═══ Material provided ═══

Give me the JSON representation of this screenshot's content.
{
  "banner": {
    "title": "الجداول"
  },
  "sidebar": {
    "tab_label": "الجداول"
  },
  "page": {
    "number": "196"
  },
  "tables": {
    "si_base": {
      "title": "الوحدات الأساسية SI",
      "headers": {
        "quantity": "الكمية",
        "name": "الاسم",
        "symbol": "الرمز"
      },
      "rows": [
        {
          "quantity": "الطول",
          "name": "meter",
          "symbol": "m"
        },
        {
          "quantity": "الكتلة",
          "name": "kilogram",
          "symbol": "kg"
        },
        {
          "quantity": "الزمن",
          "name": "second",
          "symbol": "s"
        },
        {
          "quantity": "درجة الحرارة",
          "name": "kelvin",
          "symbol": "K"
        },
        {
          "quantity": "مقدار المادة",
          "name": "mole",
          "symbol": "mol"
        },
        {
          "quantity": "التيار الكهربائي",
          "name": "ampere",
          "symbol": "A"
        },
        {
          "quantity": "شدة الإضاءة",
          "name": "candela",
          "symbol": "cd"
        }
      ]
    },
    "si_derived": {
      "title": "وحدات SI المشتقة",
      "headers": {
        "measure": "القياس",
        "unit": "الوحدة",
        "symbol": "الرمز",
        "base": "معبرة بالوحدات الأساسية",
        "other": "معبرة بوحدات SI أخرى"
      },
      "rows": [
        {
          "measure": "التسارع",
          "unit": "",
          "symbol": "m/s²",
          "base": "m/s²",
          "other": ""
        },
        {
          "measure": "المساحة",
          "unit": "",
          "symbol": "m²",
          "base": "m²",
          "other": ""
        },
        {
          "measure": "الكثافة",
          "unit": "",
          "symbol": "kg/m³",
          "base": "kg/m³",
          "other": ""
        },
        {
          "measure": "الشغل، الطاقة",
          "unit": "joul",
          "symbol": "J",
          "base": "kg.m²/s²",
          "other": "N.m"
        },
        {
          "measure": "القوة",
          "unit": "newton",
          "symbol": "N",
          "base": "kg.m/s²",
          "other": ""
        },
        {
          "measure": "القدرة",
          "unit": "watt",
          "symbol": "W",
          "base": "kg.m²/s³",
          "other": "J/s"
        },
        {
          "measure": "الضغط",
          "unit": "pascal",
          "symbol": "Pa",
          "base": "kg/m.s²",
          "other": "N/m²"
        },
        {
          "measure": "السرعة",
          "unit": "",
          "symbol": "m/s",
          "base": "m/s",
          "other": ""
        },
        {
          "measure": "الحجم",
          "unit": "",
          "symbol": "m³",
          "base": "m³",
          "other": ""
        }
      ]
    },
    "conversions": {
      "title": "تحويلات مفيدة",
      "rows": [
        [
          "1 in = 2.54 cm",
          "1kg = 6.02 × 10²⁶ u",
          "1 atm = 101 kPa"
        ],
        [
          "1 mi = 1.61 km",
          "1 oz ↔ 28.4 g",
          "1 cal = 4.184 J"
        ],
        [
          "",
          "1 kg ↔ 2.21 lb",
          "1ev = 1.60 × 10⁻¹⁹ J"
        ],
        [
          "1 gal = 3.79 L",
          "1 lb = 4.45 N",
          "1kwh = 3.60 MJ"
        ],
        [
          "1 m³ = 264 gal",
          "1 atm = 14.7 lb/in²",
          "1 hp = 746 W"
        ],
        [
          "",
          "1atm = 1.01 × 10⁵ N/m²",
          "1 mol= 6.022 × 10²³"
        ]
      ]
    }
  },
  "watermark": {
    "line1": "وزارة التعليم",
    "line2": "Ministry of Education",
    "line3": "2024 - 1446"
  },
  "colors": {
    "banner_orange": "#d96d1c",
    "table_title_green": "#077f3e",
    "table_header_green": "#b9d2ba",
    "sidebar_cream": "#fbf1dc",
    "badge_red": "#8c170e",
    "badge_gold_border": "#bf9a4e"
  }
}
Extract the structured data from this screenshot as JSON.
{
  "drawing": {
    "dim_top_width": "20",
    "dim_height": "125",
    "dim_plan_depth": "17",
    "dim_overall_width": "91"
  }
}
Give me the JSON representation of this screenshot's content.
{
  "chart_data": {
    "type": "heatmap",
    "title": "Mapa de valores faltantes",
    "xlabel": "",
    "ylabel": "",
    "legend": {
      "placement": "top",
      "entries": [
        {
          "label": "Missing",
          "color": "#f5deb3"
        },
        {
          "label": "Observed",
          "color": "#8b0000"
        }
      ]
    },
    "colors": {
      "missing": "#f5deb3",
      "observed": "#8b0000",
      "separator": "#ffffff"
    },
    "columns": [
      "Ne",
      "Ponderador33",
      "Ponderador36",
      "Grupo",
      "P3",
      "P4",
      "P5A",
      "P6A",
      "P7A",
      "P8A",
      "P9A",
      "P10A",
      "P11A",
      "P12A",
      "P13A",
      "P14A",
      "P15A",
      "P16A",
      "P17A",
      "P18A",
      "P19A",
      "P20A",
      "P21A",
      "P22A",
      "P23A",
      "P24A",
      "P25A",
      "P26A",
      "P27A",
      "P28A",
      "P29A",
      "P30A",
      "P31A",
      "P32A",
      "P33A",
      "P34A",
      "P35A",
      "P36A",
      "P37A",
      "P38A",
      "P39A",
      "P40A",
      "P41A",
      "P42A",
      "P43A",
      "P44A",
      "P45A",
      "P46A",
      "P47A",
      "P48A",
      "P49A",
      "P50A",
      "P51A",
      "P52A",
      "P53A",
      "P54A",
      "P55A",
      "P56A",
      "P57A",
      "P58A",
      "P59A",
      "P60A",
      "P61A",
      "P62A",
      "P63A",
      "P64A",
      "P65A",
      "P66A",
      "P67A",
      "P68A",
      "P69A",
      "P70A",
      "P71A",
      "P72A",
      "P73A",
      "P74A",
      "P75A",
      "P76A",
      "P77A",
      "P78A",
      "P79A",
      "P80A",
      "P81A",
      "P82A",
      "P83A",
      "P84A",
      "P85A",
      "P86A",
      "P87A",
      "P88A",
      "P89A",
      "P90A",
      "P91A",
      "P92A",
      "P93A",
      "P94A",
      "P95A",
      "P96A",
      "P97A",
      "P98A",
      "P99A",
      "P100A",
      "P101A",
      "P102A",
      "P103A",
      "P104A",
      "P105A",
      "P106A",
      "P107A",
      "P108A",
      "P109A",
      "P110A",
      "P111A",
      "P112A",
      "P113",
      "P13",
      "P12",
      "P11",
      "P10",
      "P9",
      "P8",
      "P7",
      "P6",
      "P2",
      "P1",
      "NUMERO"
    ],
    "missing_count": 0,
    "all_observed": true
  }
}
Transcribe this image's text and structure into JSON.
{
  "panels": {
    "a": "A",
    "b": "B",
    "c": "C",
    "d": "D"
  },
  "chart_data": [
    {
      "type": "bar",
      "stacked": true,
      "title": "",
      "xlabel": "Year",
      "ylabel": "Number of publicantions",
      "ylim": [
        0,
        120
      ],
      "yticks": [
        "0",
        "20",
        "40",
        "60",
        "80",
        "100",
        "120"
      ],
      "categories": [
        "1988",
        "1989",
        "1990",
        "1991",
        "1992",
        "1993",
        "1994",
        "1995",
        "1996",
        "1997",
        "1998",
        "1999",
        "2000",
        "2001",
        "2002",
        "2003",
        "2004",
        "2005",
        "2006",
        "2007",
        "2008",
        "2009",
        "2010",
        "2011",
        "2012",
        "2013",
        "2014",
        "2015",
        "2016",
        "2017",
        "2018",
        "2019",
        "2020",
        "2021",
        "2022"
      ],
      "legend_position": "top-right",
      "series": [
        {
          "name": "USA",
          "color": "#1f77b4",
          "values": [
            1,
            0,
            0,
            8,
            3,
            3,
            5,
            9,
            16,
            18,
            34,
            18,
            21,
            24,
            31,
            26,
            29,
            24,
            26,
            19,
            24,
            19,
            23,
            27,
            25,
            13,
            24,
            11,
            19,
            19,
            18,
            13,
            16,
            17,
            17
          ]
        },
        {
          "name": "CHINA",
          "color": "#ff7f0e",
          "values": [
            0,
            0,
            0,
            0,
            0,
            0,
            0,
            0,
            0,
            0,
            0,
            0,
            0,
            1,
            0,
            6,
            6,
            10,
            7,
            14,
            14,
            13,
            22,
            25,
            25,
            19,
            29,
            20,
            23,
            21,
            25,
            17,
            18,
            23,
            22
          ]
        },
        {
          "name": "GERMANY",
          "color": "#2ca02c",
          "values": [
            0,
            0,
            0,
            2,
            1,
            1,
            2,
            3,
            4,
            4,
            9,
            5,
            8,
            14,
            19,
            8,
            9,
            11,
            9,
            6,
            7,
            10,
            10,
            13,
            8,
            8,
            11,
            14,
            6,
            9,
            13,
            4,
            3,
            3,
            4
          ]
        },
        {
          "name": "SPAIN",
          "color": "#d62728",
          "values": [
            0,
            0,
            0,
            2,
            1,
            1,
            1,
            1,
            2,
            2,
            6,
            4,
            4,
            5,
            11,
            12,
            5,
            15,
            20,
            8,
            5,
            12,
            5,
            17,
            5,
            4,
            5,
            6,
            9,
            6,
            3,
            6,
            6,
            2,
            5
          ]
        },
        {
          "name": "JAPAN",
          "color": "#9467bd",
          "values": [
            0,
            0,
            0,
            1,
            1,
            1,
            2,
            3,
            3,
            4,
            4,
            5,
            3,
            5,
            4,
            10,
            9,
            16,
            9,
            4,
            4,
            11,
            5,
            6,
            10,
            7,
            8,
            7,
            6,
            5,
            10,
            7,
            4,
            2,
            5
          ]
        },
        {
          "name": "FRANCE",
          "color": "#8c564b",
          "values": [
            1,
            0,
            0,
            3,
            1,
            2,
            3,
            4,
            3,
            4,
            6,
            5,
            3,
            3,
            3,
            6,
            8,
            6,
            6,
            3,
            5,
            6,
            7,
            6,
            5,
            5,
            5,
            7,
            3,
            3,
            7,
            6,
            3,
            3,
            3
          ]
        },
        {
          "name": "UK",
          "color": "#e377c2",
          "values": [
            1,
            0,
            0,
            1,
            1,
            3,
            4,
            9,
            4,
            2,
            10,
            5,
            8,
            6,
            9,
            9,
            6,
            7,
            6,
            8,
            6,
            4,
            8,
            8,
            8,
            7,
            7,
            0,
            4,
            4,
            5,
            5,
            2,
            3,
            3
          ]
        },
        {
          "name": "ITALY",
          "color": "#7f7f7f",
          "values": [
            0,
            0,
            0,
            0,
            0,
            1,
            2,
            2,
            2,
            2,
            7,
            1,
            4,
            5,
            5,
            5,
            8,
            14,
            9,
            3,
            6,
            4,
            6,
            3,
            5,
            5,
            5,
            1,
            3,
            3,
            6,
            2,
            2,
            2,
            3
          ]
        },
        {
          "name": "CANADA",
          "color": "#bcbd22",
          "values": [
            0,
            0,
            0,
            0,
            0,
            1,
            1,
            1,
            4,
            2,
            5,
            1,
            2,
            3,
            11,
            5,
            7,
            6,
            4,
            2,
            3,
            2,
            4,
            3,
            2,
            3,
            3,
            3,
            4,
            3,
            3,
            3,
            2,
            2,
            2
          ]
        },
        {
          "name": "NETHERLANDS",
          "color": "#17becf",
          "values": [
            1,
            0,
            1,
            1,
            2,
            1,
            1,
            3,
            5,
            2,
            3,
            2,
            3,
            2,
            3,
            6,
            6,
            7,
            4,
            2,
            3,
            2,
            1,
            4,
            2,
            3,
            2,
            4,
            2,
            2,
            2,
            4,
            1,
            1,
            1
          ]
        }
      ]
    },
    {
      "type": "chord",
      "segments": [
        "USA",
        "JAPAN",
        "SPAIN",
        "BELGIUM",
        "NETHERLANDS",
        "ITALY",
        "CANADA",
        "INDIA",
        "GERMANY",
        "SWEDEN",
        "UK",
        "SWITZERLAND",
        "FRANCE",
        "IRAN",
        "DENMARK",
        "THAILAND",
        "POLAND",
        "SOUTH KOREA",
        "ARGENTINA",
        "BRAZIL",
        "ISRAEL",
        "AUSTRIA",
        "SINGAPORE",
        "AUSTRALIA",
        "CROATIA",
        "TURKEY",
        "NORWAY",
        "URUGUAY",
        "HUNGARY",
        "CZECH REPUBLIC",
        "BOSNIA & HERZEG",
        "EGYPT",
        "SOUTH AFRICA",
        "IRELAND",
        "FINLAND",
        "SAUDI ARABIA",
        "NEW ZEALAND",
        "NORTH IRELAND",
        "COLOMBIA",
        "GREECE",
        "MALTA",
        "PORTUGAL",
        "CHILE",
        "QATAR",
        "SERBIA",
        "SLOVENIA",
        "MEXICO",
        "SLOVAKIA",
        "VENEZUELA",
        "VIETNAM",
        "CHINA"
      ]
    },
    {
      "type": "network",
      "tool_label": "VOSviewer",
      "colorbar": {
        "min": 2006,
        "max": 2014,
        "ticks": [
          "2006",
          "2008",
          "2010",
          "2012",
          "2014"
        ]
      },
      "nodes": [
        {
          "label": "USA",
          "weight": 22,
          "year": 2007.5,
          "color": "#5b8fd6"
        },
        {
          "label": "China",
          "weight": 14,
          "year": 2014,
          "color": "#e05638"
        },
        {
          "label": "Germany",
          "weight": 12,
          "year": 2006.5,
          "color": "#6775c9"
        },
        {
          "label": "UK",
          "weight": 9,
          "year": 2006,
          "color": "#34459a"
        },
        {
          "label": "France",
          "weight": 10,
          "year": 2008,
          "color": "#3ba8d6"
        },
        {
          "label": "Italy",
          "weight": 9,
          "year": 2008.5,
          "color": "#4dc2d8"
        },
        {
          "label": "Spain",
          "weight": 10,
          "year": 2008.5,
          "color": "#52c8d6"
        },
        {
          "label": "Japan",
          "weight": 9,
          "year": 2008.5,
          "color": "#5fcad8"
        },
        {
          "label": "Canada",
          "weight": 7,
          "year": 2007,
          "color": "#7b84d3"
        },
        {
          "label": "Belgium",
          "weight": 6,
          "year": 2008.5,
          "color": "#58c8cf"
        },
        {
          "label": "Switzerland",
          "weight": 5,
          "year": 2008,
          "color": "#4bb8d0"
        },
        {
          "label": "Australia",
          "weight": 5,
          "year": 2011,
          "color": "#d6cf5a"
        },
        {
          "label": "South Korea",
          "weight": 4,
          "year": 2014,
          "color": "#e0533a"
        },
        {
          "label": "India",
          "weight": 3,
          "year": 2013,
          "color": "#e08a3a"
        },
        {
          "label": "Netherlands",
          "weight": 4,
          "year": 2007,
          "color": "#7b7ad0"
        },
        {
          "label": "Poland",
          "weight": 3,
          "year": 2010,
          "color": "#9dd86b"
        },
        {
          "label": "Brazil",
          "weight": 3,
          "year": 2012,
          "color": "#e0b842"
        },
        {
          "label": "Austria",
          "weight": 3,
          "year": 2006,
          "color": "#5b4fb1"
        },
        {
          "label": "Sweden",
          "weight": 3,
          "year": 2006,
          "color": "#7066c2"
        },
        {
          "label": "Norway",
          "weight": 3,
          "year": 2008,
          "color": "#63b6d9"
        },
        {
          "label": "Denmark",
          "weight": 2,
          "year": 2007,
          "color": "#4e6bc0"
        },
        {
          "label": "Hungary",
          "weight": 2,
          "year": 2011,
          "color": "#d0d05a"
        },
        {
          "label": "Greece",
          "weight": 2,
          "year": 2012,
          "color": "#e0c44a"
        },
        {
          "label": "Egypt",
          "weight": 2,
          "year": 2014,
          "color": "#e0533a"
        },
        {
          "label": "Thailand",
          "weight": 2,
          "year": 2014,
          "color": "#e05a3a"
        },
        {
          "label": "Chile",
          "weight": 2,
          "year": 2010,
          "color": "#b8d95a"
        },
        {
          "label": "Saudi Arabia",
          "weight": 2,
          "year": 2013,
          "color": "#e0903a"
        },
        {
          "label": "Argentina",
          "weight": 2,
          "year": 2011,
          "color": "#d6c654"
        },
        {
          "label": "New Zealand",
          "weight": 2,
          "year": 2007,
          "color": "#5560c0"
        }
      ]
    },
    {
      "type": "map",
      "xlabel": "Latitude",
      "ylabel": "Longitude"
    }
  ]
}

═══

## Short exercise
Find the lines that include the string "الأساسية", then copy each of them.

## Answer to this exercise
      "title": "الوحدات الأساسية SI",
        "base": "معبرة بالوحدات الأساسية",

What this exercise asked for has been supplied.